EXERCISE PROMPT:
In full and without alteration, repeat the material.

Figure contents as structured data:
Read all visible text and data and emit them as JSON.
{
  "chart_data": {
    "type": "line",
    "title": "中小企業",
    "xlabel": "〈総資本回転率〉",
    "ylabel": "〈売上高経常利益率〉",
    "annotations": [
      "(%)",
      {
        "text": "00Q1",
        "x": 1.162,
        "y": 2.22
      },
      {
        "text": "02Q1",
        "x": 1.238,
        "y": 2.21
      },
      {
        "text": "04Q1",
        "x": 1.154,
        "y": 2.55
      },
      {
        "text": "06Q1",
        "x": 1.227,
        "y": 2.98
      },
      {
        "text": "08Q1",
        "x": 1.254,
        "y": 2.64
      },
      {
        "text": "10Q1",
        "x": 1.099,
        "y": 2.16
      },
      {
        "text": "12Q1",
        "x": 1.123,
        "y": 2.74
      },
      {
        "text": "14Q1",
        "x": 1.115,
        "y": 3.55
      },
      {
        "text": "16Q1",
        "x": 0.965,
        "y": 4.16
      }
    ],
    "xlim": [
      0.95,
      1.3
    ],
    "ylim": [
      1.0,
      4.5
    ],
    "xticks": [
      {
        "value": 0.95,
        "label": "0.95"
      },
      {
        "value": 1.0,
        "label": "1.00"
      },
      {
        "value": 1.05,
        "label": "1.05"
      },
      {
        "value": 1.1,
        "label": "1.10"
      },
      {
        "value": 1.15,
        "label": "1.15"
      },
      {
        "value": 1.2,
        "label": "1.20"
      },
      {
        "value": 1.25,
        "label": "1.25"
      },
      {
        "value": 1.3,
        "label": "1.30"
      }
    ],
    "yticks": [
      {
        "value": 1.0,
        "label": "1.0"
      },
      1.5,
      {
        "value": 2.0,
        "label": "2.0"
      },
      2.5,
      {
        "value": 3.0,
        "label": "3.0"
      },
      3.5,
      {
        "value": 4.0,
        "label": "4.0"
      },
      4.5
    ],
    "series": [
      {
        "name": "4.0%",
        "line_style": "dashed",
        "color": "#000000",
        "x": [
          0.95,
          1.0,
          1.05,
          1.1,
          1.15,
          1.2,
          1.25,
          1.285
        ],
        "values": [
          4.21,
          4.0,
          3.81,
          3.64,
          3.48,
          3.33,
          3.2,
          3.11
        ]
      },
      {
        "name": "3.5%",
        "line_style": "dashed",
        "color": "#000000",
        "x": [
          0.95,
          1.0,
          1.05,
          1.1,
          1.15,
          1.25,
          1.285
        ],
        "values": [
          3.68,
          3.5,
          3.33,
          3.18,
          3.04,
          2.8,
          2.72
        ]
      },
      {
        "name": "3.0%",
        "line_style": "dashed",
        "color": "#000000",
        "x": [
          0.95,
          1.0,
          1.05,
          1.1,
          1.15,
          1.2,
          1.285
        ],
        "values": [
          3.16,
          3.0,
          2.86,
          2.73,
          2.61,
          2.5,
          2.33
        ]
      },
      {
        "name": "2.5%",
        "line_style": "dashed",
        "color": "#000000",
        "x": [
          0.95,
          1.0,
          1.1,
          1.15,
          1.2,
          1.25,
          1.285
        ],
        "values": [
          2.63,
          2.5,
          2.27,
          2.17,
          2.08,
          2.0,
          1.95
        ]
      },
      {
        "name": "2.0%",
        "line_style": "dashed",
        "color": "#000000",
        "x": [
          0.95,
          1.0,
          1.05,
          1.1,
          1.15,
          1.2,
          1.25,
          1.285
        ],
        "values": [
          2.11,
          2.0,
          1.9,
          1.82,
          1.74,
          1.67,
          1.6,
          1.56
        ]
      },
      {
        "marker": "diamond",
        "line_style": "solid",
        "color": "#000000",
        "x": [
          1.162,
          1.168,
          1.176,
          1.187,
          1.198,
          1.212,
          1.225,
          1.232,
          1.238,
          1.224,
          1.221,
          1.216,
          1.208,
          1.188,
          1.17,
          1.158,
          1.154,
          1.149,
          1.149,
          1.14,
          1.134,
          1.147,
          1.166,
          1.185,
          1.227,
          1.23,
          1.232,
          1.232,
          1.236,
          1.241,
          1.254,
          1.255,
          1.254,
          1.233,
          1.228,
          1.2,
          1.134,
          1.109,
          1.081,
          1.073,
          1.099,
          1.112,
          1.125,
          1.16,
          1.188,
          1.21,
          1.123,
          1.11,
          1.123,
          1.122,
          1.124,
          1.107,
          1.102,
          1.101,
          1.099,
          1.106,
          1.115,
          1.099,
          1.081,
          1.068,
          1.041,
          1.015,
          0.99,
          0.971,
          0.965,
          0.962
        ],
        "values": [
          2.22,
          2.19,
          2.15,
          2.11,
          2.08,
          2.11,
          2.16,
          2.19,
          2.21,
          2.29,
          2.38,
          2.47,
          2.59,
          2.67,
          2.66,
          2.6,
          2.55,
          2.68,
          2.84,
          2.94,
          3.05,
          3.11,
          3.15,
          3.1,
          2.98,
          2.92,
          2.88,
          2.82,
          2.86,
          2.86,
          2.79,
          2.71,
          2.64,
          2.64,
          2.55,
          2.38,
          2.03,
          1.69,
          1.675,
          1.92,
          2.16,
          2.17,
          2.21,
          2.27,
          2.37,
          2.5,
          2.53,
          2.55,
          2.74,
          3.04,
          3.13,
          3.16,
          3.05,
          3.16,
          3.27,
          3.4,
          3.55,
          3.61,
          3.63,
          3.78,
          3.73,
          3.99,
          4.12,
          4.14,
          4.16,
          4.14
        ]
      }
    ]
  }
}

FINAL RESULT:
Read all visible text and data and emit them as JSON.
{
  "chart_data": {
    "type": "line",
    "title": "中小企業",
    "xlabel": "〈総資本回転率〉",
    "ylabel": "〈売上高経常利益率〉",
    "annotations": [
      "(%)",
      {
        "text": "00Q1",
        "x": 1.162,
        "y": 2.22
      },
      {
        "text": "02Q1",
        "x": 1.238,
        "y": 2.21
      },
      {
        "text": "04Q1",
        "x": 1.154,
        "y": 2.55
      },
      {
        "text": "06Q1",
        "x": 1.227,
        "y": 2.98
      },
      {
        "text": "08Q1",
        "x": 1.254,
        "y": 2.64
      },
      {
        "text": "10Q1",
        "x": 1.099,
        "y": 2.16
      },
      {
        "text": "12Q1",
        "x": 1.123,
        "y": 2.74
      },
      {
        "text": "14Q1",
        "x": 1.115,
        "y": 3.55
      },
      {
        "text": "16Q1",
        "x": 0.965,
        "y": 4.16
      }
    ],
    "xlim": [
      0.95,
      1.3
    ],
    "ylim": [
      1.0,
      4.5
    ],
    "xticks": [
      {
        "value": 0.95,
        "label": "0.95"
      },
      {
        "value": 1.0,
        "label": "1.00"
      },
      {
        "value": 1.05,
        "label": "1.05"
      },
      {
        "value": 1.1,
        "label": "1.10"
      },
      {
        "value": 1.15,
        "label": "1.15"
      },
      {
        "value": 1.2,
        "label": "1.20"
      },
      {
        "value": 1.25,
        "label": "1.25"
      },
      {
        "value": 1.3,
        "label": "1.30"
      }
    ],
    "yticks": [
      {
        "value": 1.0,
        "label": "1.0"
      },
      1.5,
      {
        "value": 2.0,
        "label": "2.0"
      },
      2.5,
      {
        "value": 3.0,
        "label": "3.0"
      },
      3.5,
      {
        "value": 4.0,
        "label": "4.0"
      },
      4.5
    ],
    "series": [
      {
        "name": "4.0%",
        "line_style": "dashed",
        "color": "#000000",
        "x": [
          0.95,
          1.0,
          1.05,
          1.1,
          1.15,
          1.2,
          1.25,
          1.285
        ],
        "values": [
          4.21,
          4.0,
          3.81,
          3.64,
          3.48,
          3.33,
          3.2,
          3.11
        ]
      },
      {
        "name": "3.5%",
        "line_style": "dashed",
        "color": "#000000",
        "x": [
          0.95,
          1.0,
          1.05,
          1.1,
          1.15,
          1.25,
          1.285
        ],
        "values": [
          3.68,
          3.5,
          3.33,
          3.18,
          3.04,
          2.8,
          2.72
        ]
      },
      {
        "name": "3.0%",
        "line_style": "dashed",
        "color": "#000000",
        "x": [
          0.95,
          1.0,
          1.05,
          1.1,
          1.15,
          1.2,
          1.285
        ],
        "values": [
          3.16,
          3.0,
          2.86,
          2.73,
          2.61,
          2.5,
          2.33
        ]
      },
      {
        "name": "2.5%",
        "line_style": "dashed",
        "color": "#000000",
        "x": [
          0.95,
          1.0,
          1.1,
          1.15,
          1.2,
          1.25,
          1.285
        ],
        "values": [
          2.63,
          2.5,
          2.27,
          2.17,
          2.08,
          2.0,
          1.95
        ]
      },
      {
        "name": "2.0%",
        "line_style": "dashed",
        "color": "#000000",
        "x": [
          0.95,
          1.0,
          1.05,
          1.1,
          1.15,
          1.2,
          1.25,
          1.285
        ],
        "values": [
          2.11,
          2.0,
          1.9,
          1.82,
          1.74,
          1.67,
          1.6,
          1.56
        ]
      },
      {
        "marker": "diamond",
        "line_style": "solid",
        "color": "#000000",
        "x": [
          1.162,
          1.168,
          1.176,
          1.187,
          1.198,
          1.212,
          1.225,
          1.232,
          1.238,
          1.224,
          1.221,
          1.216,
          1.208,
          1.188,
          1.17,
          1.158,
          1.154,
          1.149,
          1.149,
          1.14,
          1.134,
          1.147,
          1.166,
          1.185,
          1.227,
          1.23,
          1.232,
          1.232,
          1.236,
          1.241,
          1.254,
          1.255,
          1.254,
          1.233,
          1.228,
          1.2,
          1.134,
          1.109,
          1.081,
          1.073,
          1.099,
          1.112,
          1.125,
          1.16,
          1.188,
          1.21,
          1.123,
          1.11,
          1.123,
          1.122,
          1.124,
          1.107,
          1.102,
          1.101,
          1.099,
          1.106,
          1.115,
          1.099,
          1.081,
          1.068,
          1.041,
          1.015,
          0.99,
          0.971,
          0.965,
          0.962
        ],
        "values": [
          2.22,
          2.19,
          2.15,
          2.11,
          2.08,
          2.11,
          2.16,
          2.19,
          2.21,
          2.29,
          2.38,
          2.47,
          2.59,
          2.67,
          2.66,
          2.6,
          2.55,
          2.68,
          2.84,
          2.94,
          3.05,
          3.11,
          3.15,
          3.1,
          2.98,
          2.92,
          2.88,
          2.82,
          2.86,
          2.86,
          2.79,
          2.71,
          2.64,
          2.64,
          2.55,
          2.38,
          2.03,
          1.69,
          1.675,
          1.92,
          2.16,
          2.17,
          2.21,
          2.27,
          2.37,
          2.5,
          2.53,
          2.55,
          2.74,
          3.04,
          3.13,
          3.16,
          3.05,
          3.16,
          3.27,
          3.4,
          3.55,
          3.61,
          3.63,
          3.78,
          3.73,
          3.99,
          4.12,
          4.14,
          4.16,
          4.14
        ]
      }
    ]
  }
}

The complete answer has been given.